***** Source material

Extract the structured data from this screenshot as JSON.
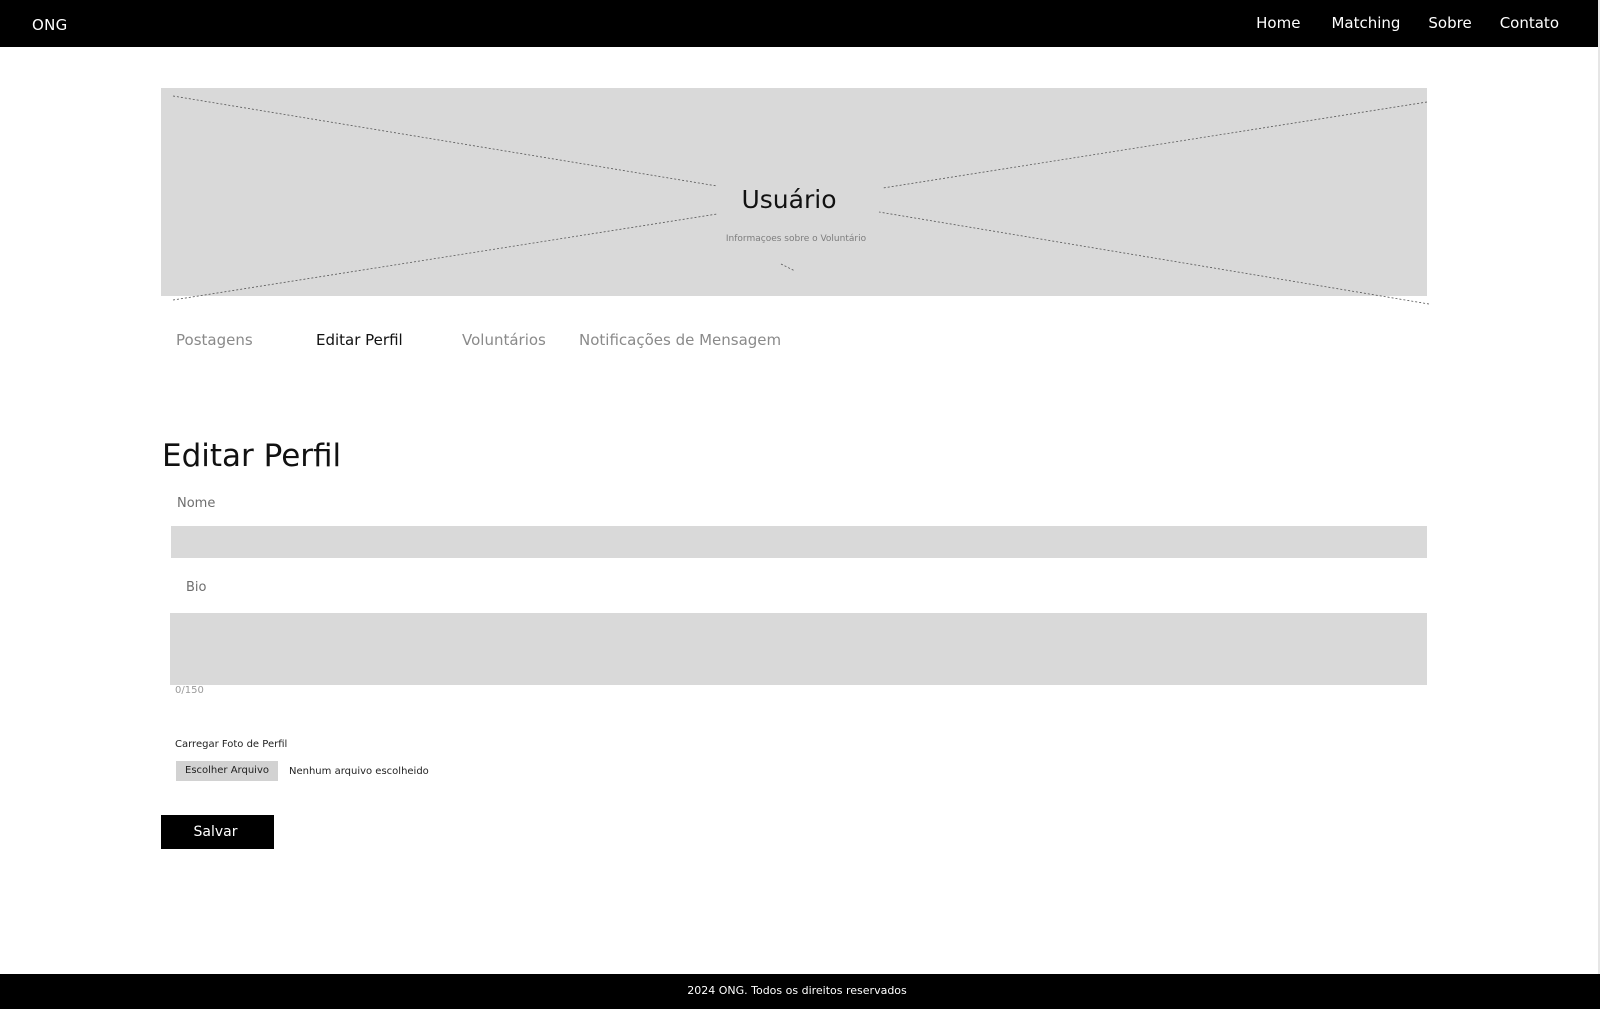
{
  "header": {
    "brand": "ONG",
    "nav": [
      {
        "label": "Home"
      },
      {
        "label": "Matching"
      },
      {
        "label": "Sobre"
      },
      {
        "label": "Contato"
      }
    ]
  },
  "hero": {
    "title": "Usuário",
    "subtitle": "Informaçoes sobre o Voluntário"
  },
  "tabs": [
    {
      "label": "Postagens",
      "active": false
    },
    {
      "label": "Editar Perfil",
      "active": true
    },
    {
      "label": "Voluntários",
      "active": false
    },
    {
      "label": "Notificações de Mensagem",
      "active": false
    }
  ],
  "form": {
    "title": "Editar Perfil",
    "name_label": "Nome",
    "name_value": "",
    "bio_label": "Bio",
    "bio_value": "",
    "bio_counter": "0/150",
    "upload_label": "Carregar Foto de Perfil",
    "file_button": "Escolher Arquivo",
    "file_status": "Nenhum arquivo escolheido",
    "save_label": "Salvar"
  },
  "footer": {
    "text": "2024 ONG. Todos os direitos reservados"
  },
  "colors": {
    "bar": "#000000",
    "placeholder": "#d9d9d9",
    "active_tab": "#111111",
    "inactive_tab": "#8a8a8a"
  }
}
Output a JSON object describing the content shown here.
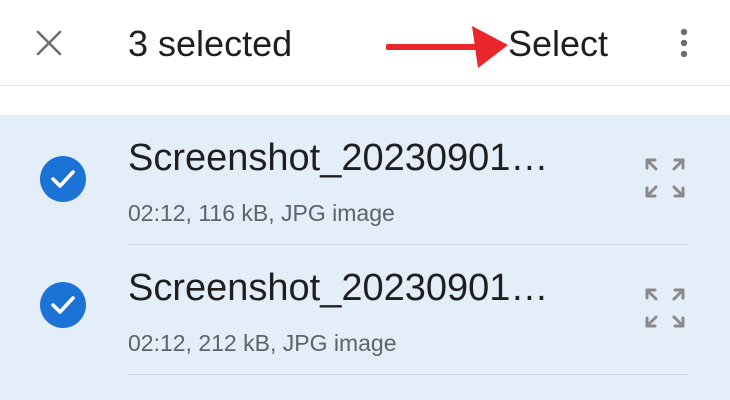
{
  "header": {
    "title": "3 selected",
    "select_label": "Select",
    "close_icon": "close-icon",
    "more_icon": "more-vert-icon",
    "annotation_arrow_color": "#e8262b"
  },
  "files": [
    {
      "name": "Screenshot_20230901…",
      "meta": "02:12, 116 kB, JPG image",
      "selected": true
    },
    {
      "name": "Screenshot_20230901…",
      "meta": "02:12, 212 kB, JPG image",
      "selected": true
    }
  ],
  "colors": {
    "selected_bg": "#e3eef9",
    "check_blue": "#1c73d6",
    "icon_gray": "#8a8a8a"
  }
}
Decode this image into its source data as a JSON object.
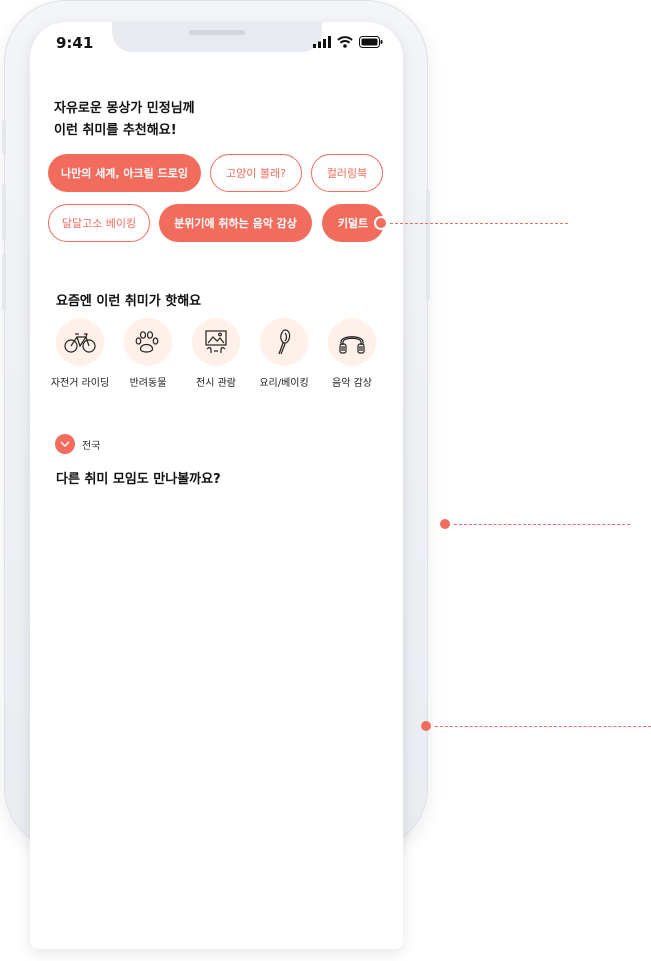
{
  "status": {
    "time": "9:41"
  },
  "recommend": {
    "title_line1": "자유로운 몽상가 민정님께",
    "title_line2": "이런 취미를 추천해요!",
    "chips": [
      {
        "label": "나만의 세계, 아크릴 드로잉",
        "style": "filled"
      },
      {
        "label": "고양이 볼래?",
        "style": "outline"
      },
      {
        "label": "컬러링북",
        "style": "outline"
      },
      {
        "label": "달달고소 베이킹",
        "style": "outline"
      },
      {
        "label": "분위기에 취하는 음악 감상",
        "style": "filled"
      },
      {
        "label": "키덜트",
        "style": "filled"
      }
    ]
  },
  "trending": {
    "title": "요즘엔 이런 취미가 핫해요",
    "categories": [
      {
        "label": "자전거 라이딩",
        "icon": "bicycle-icon"
      },
      {
        "label": "반려동물",
        "icon": "paw-icon"
      },
      {
        "label": "전시 관람",
        "icon": "gallery-icon"
      },
      {
        "label": "요리/베이킹",
        "icon": "whisk-icon"
      },
      {
        "label": "음악 감상",
        "icon": "headphones-icon"
      }
    ]
  },
  "region": {
    "label": "전국",
    "icon": "chevron-down-icon"
  },
  "other": {
    "title": "다른 취미 모임도 만나볼까요?"
  },
  "colors": {
    "accent": "#f26c5d",
    "icon_bg": "#fff1ea"
  }
}
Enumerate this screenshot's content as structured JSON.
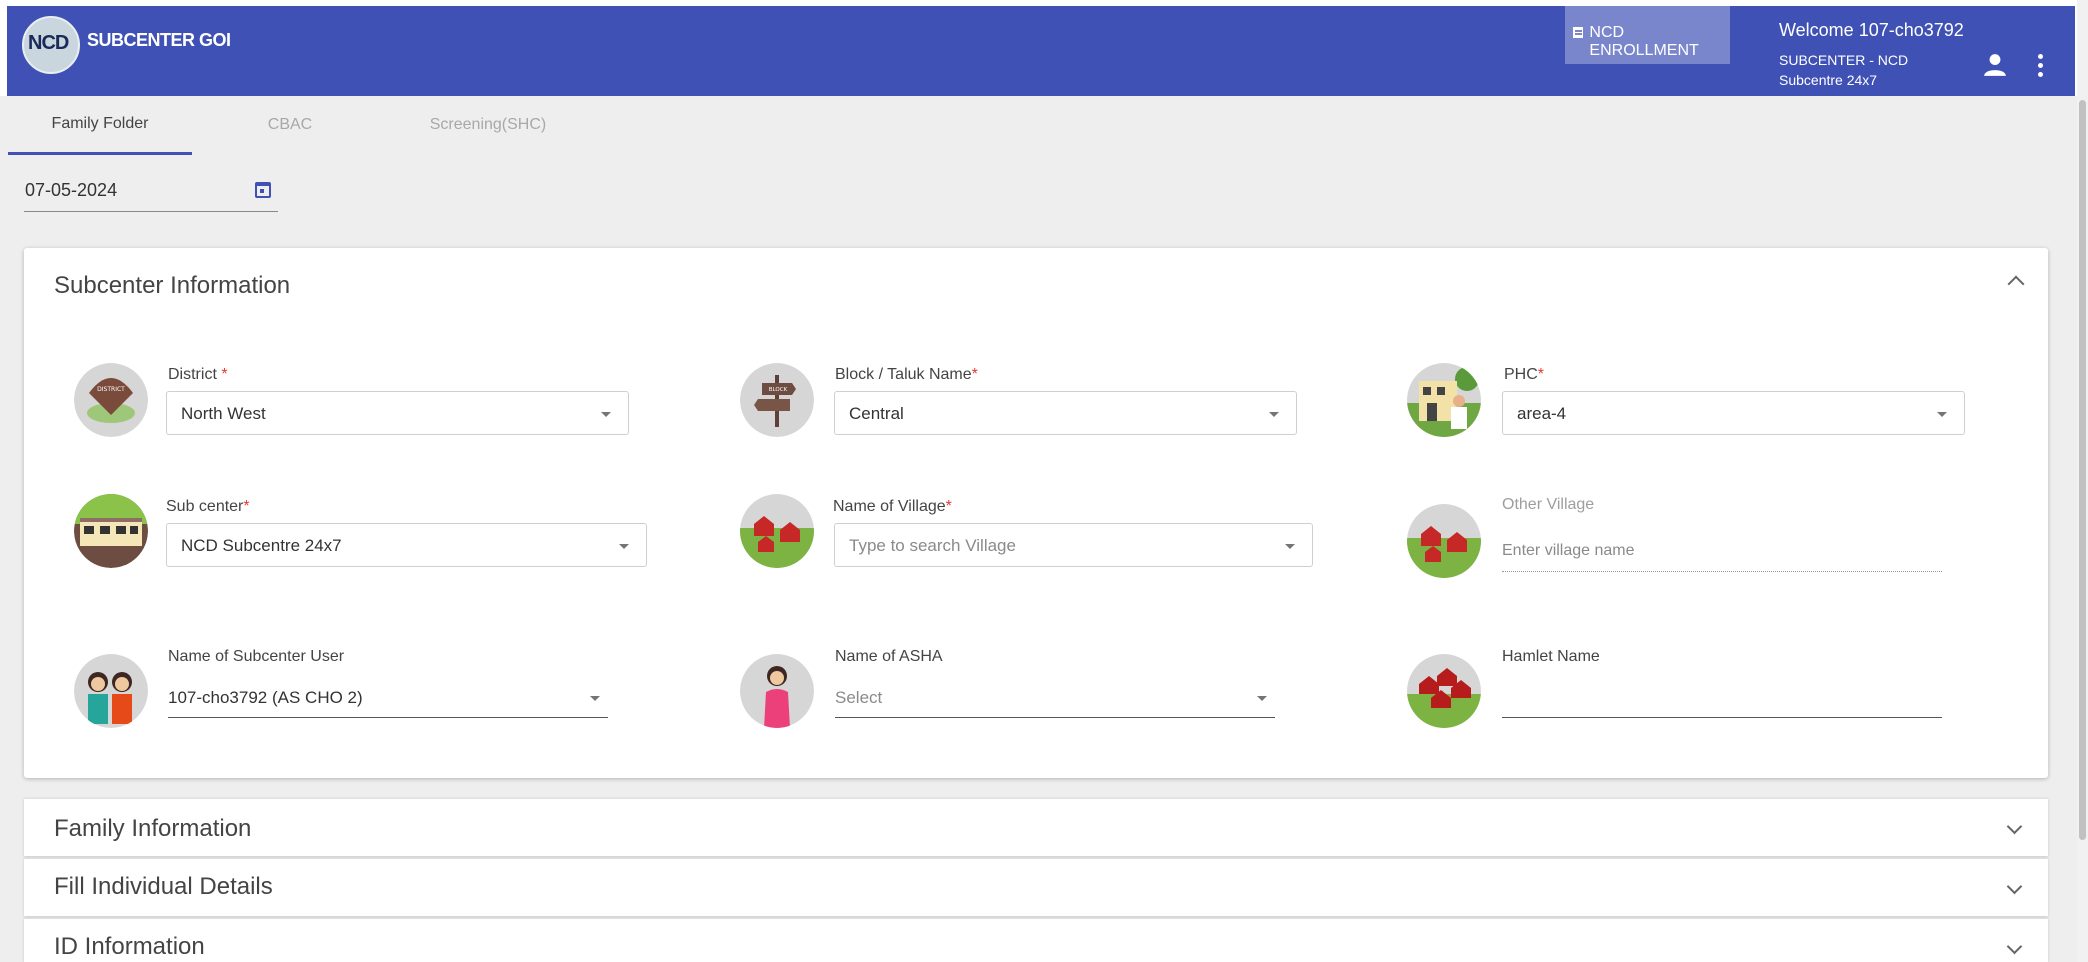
{
  "app": {
    "logo_text": "NCD",
    "title": "SUBCENTER GOI",
    "enroll_label": "NCD ENROLLMENT",
    "welcome": "Welcome 107-cho3792",
    "user_line1": "SUBCENTER - NCD",
    "user_line2": "Subcentre 24x7"
  },
  "tabs": [
    {
      "label": "Family Folder",
      "active": true
    },
    {
      "label": "CBAC",
      "active": false
    },
    {
      "label": "Screening(SHC)",
      "active": false
    }
  ],
  "date": {
    "value": "07-05-2024"
  },
  "subcenter": {
    "title": "Subcenter Information",
    "district": {
      "label": "District",
      "req": "*",
      "value": "North West"
    },
    "block": {
      "label": "Block / Taluk Name",
      "req": "*",
      "value": "Central"
    },
    "phc": {
      "label": "PHC",
      "req": "*",
      "value": "area-4"
    },
    "subcenter": {
      "label": "Sub center",
      "req": "*",
      "value": "NCD Subcentre 24x7"
    },
    "village": {
      "label": "Name of Village",
      "req": "*",
      "placeholder": "Type to search Village"
    },
    "other_village": {
      "label": "Other Village",
      "placeholder": "Enter village name"
    },
    "user": {
      "label": "Name of Subcenter User",
      "value": "107-cho3792 (AS CHO 2)"
    },
    "asha": {
      "label": "Name of ASHA",
      "placeholder": "Select"
    },
    "hamlet": {
      "label": "Hamlet Name",
      "value": ""
    },
    "avatar_badges": {
      "district": "DISTRICT",
      "block": "BLOCK"
    }
  },
  "sections": [
    {
      "title": "Family Information"
    },
    {
      "title": "Fill Individual Details"
    },
    {
      "title": "ID Information"
    }
  ],
  "colors": {
    "primary": "#3f51b5",
    "enroll_bg": "#7986cb",
    "required": "#e53935"
  }
}
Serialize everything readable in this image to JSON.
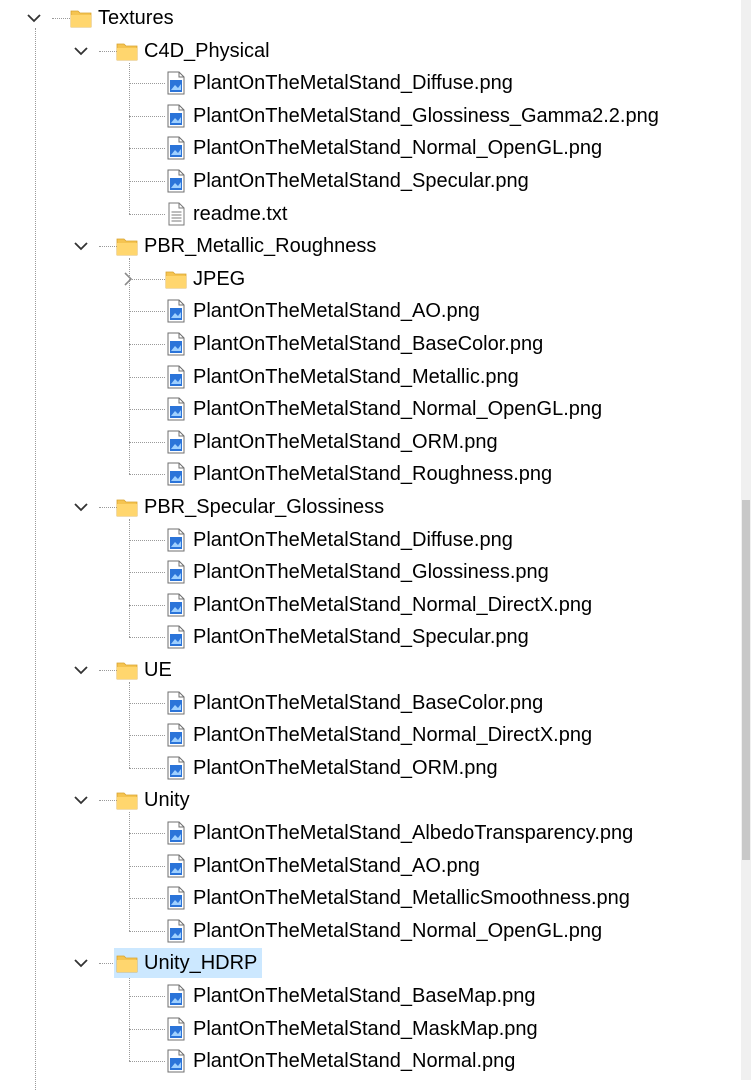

**********

Make an exact copy of every record, pictures excluded.

→ Written reply:
Extract the structured data from this screenshot as JSON.
{
  "header": {
    "brand": "ONG",
    "nav": [
      {
        "label": "Home"
      },
      {
        "label": "Matching"
      },
      {
        "label": "Sobre"
      },
      {
        "label": "Contato"
      }
    ]
  },
  "hero": {
    "title": "Usuário",
    "subtitle": "Informaçoes sobre o Voluntário"
  },
  "tabs": [
    {
      "label": "Postagens",
      "active": false
    },
    {
      "label": "Editar Perfil",
      "active": true
    },
    {
      "label": "Voluntários",
      "active": false
    },
    {
      "label": "Notificações de Mensagem",
      "active": false
    }
  ],
  "form": {
    "title": "Editar Perfil",
    "name_label": "Nome",
    "name_value": "",
    "bio_label": "Bio",
    "bio_value": "",
    "bio_counter": "0/150",
    "upload_label": "Carregar Foto de Perfil",
    "file_button": "Escolher Arquivo",
    "file_status": "Nenhum arquivo escolheido",
    "save_label": "Salvar"
  },
  "footer": {
    "text": "2024 ONG. Todos os direitos reservados"
  },
  "colors": {
    "bar": "#000000",
    "placeholder": "#d9d9d9",
    "active_tab": "#111111",
    "inactive_tab": "#8a8a8a"
  }
}
Output a JSON object describing the content shown here.
{
  "header": {
    "title": "3 selected",
    "select_label": "Select",
    "close_icon": "close-icon",
    "more_icon": "more-vert-icon",
    "annotation_arrow_color": "#e8262b"
  },
  "files": [
    {
      "name": "Screenshot_20230901…",
      "meta": "02:12, 116 kB, JPG image",
      "selected": true
    },
    {
      "name": "Screenshot_20230901…",
      "meta": "02:12, 212 kB, JPG image",
      "selected": true
    }
  ],
  "colors": {
    "selected_bg": "#e3eef9",
    "check_blue": "#1c73d6",
    "icon_gray": "#8a8a8a"
  }
}
Decode this image into its source data as a JSON object.
{
  "status": {
    "time": "9:41"
  },
  "recommend": {
    "title_line1": "자유로운 몽상가 민정님께",
    "title_line2": "이런 취미를 추천해요!",
    "chips": [
      {
        "label": "나만의 세계, 아크릴 드로잉",
        "style": "filled"
      },
      {
        "label": "고양이 볼래?",
        "style": "outline"
      },
      {
        "label": "컬러링북",
        "style": "outline"
      },
      {
        "label": "달달고소 베이킹",
        "style": "outline"
      },
      {
        "label": "분위기에 취하는 음악 감상",
        "style": "filled"
      },
      {
        "label": "키덜트",
        "style": "filled"
      }
    ]
  },
  "trending": {
    "title": "요즘엔 이런 취미가 핫해요",
    "categories": [
      {
        "label": "자전거 라이딩",
        "icon": "bicycle-icon"
      },
      {
        "label": "반려동물",
        "icon": "paw-icon"
      },
      {
        "label": "전시 관람",
        "icon": "gallery-icon"
      },
      {
        "label": "요리/베이킹",
        "icon": "whisk-icon"
      },
      {
        "label": "음악 감상",
        "icon": "headphones-icon"
      }
    ]
  },
  "region": {
    "label": "전국",
    "icon": "chevron-down-icon"
  },
  "other": {
    "title": "다른 취미 모임도 만나볼까요?"
  },
  "colors": {
    "accent": "#f26c5d",
    "icon_bg": "#fff1ea"
  }
}
Enumerate this screenshot's content as structured JSON.
{
  "app": {
    "logo_text": "NCD",
    "title": "SUBCENTER GOI",
    "enroll_label": "NCD ENROLLMENT",
    "welcome": "Welcome 107-cho3792",
    "user_line1": "SUBCENTER - NCD",
    "user_line2": "Subcentre 24x7"
  },
  "tabs": [
    {
      "label": "Family Folder",
      "active": true
    },
    {
      "label": "CBAC",
      "active": false
    },
    {
      "label": "Screening(SHC)",
      "active": false
    }
  ],
  "date": {
    "value": "07-05-2024"
  },
  "subcenter": {
    "title": "Subcenter Information",
    "district": {
      "label": "District",
      "req": "*",
      "value": "North West"
    },
    "block": {
      "label": "Block / Taluk Name",
      "req": "*",
      "value": "Central"
    },
    "phc": {
      "label": "PHC",
      "req": "*",
      "value": "area-4"
    },
    "subcenter": {
      "label": "Sub center",
      "req": "*",
      "value": "NCD Subcentre 24x7"
    },
    "village": {
      "label": "Name of Village",
      "req": "*",
      "placeholder": "Type to search Village"
    },
    "other_village": {
      "label": "Other Village",
      "placeholder": "Enter village name"
    },
    "user": {
      "label": "Name of Subcenter User",
      "value": "107-cho3792 (AS CHO 2)"
    },
    "asha": {
      "label": "Name of ASHA",
      "placeholder": "Select"
    },
    "hamlet": {
      "label": "Hamlet Name",
      "value": ""
    },
    "avatar_badges": {
      "district": "DISTRICT",
      "block": "BLOCK"
    }
  },
  "sections": [
    {
      "title": "Family Information"
    },
    {
      "title": "Fill Individual Details"
    },
    {
      "title": "ID Information"
    }
  ],
  "colors": {
    "primary": "#3f51b5",
    "enroll_bg": "#7986cb",
    "required": "#e53935"
  }
}
Serialize everything readable in this image to JSON.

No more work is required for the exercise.